#### DIRECTIVE
Without the pictures, can you quote each line below exactly?

#### DATASET EXTRACT
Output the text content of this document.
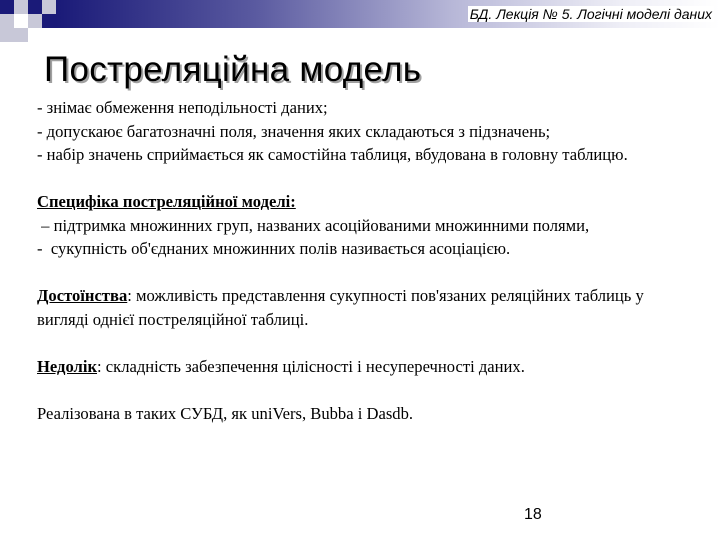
БД. Лекція № 5. Логічні моделі даних
Постреляційна модель

- знімає обмеження неподільності даних;

- допускаює багатозначні поля, значення яких складаються з підзначень;

- набір значень сприймається як самостійна таблиця, вбудована в головну таблицю.

Специфіка постреляційної моделі:

– підтримка множинних груп, названих асоційованими множинними полями,

-  сукупність об'єднаних множинних полів називається асоціацією.

Достоїнства: можливість представлення сукупності пов'язаних реляційних таблиць у вигляді однієї постреляційної таблиці.

Недолік: складність забезпечення цілісності і несуперечності даних.

Реалізована в таких СУБД, як uniVers, Bubba і Dasdb.

18
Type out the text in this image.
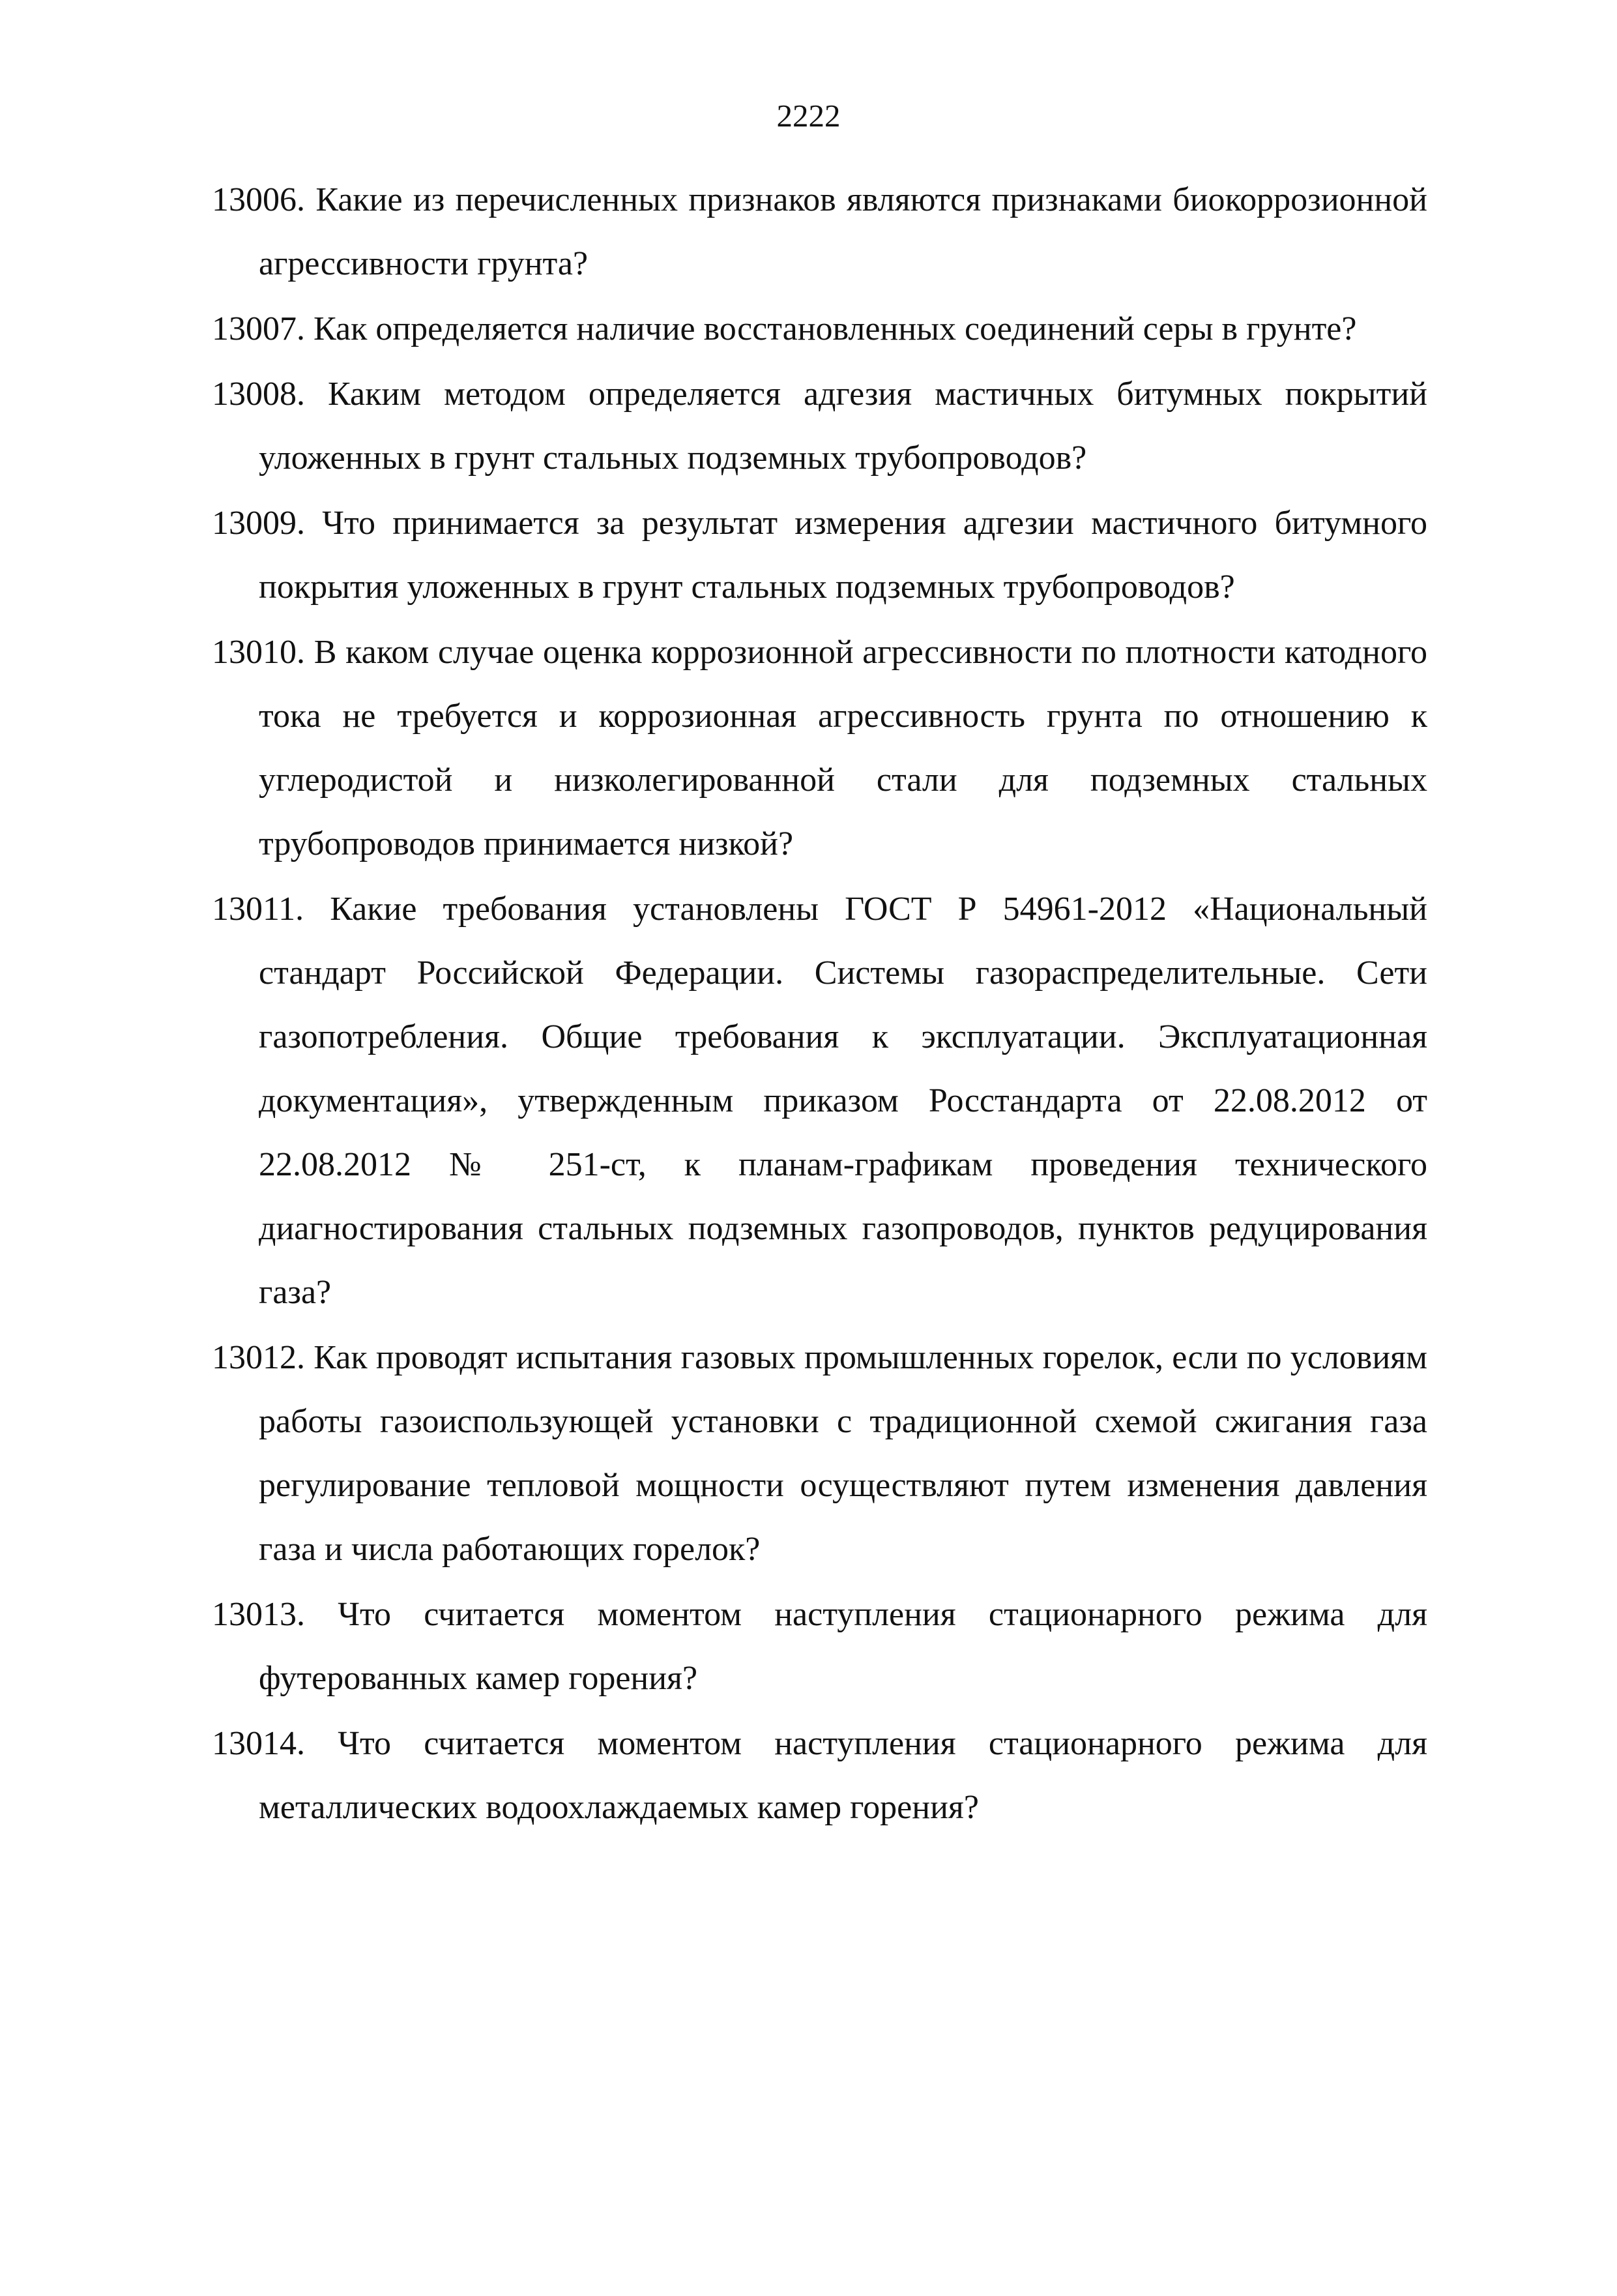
2222
13006. Какие из перечисленных признаков являются признаками биокоррозионной агрессивности грунта?
13007. Как определяется наличие восстановленных соединений серы в грунте?
13008. Каким методом определяется адгезия мастичных битумных покрытий уложенных в грунт стальных подземных трубопроводов?
13009. Что принимается за результат измерения адгезии мастичного битумного покрытия уложенных в грунт стальных подземных трубопроводов?
13010. В каком случае оценка коррозионной агрессивности по плотности катодного тока не требуется и коррозионная агрессивность грунта по отношению к углеродистой и низколегированной стали для подземных стальных трубопроводов принимается низкой?
13011. Какие требования установлены ГОСТ Р 54961-2012 «Национальный стандарт Российской Федерации. Системы газораспределительные. Сети газопотребления. Общие требования к эксплуатации. Эксплуатационная документация», утвержденным приказом Росстандарта от 22.08.2012 от 22.08.2012 № 251-ст, к планам-графикам проведения технического диагностирования стальных подземных газопроводов, пунктов редуцирования газа?
13012. Как проводят испытания газовых промышленных горелок, если по условиям работы газоиспользующей установки с традиционной схемой сжигания газа регулирование тепловой мощности осуществляют путем изменения давления газа и числа работающих горелок?
13013. Что считается моментом наступления стационарного режима для футерованных камер горения?
13014. Что считается моментом наступления стационарного режима для металлических водоохлаждаемых камер горения?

#### EXERCISE RESPONSE
Output the text content of this document.
БД. Лекція № 5. Логічні моделі даних
Постреляційна модель

- знімає обмеження неподільності даних;

- допускаює багатозначні поля, значення яких складаються з підзначень;

- набір значень сприймається як самостійна таблиця, вбудована в головну таблицю.

Специфіка постреляційної моделі:

– підтримка множинних груп, названих асоційованими множинними полями,

-  сукупність об'єднаних множинних полів називається асоціацією.

Достоїнства: можливість представлення сукупності пов'язаних реляційних таблиць у вигляді однієї постреляційної таблиці.

Недолік: складність забезпечення цілісності і несуперечності даних.

Реалізована в таких СУБД, як uniVers, Bubba і Dasdb.

18
Type out the text in this image.
2222
13006. Какие из перечисленных признаков являются признаками биокоррозионной агрессивности грунта?
13007. Как определяется наличие восстановленных соединений серы в грунте?
13008. Каким методом определяется адгезия мастичных битумных покрытий уложенных в грунт стальных подземных трубопроводов?
13009. Что принимается за результат измерения адгезии мастичного битумного покрытия уложенных в грунт стальных подземных трубопроводов?
13010. В каком случае оценка коррозионной агрессивности по плотности катодного тока не требуется и коррозионная агрессивность грунта по отношению к углеродистой и низколегированной стали для подземных стальных трубопроводов принимается низкой?
13011. Какие требования установлены ГОСТ Р 54961-2012 «Национальный стандарт Российской Федерации. Системы газораспределительные. Сети газопотребления. Общие требования к эксплуатации. Эксплуатационная документация», утвержденным приказом Росстандарта от 22.08.2012 от 22.08.2012 № 251-ст, к планам-графикам проведения технического диагностирования стальных подземных газопроводов, пунктов редуцирования газа?
13012. Как проводят испытания газовых промышленных горелок, если по условиям работы газоиспользующей установки с традиционной схемой сжигания газа регулирование тепловой мощности осуществляют путем изменения давления газа и числа работающих горелок?
13013. Что считается моментом наступления стационарного режима для футерованных камер горения?
13014. Что считается моментом наступления стационарного режима для металлических водоохлаждаемых камер горения?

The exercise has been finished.